**STATED TASK**
Wherever the word "purposes" appears in a line, copy that line.

(Some records)
=-=-=

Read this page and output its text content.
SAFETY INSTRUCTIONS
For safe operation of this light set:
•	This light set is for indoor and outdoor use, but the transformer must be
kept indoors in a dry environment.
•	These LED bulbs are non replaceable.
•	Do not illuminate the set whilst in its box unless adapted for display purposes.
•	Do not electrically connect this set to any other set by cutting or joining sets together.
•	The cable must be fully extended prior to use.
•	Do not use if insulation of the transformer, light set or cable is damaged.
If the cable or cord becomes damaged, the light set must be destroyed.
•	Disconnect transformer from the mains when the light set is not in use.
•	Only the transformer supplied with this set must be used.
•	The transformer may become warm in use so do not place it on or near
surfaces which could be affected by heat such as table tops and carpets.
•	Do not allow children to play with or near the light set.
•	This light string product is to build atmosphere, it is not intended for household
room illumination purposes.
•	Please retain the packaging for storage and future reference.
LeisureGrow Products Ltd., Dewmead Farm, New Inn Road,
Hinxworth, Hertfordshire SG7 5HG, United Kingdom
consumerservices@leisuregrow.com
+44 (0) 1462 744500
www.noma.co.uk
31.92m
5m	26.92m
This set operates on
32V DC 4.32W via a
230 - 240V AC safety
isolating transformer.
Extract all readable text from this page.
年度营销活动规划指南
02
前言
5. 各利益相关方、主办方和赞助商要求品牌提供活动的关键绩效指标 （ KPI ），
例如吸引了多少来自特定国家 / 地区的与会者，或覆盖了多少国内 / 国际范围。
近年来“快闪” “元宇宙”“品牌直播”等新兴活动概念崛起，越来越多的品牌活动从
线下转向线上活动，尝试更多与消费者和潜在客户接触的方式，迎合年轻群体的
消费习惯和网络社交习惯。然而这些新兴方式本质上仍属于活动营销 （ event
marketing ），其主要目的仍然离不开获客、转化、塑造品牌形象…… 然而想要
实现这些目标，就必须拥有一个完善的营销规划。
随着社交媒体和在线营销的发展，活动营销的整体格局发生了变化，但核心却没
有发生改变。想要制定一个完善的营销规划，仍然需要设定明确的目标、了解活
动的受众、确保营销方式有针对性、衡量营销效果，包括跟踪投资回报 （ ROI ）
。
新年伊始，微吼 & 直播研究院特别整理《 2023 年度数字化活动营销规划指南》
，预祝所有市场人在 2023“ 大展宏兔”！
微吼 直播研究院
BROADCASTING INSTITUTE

=-=-=

**ANSWER IN FULL**
•	Do not illuminate the set whilst in its box unless adapted for display purposes.
room illumination purposes.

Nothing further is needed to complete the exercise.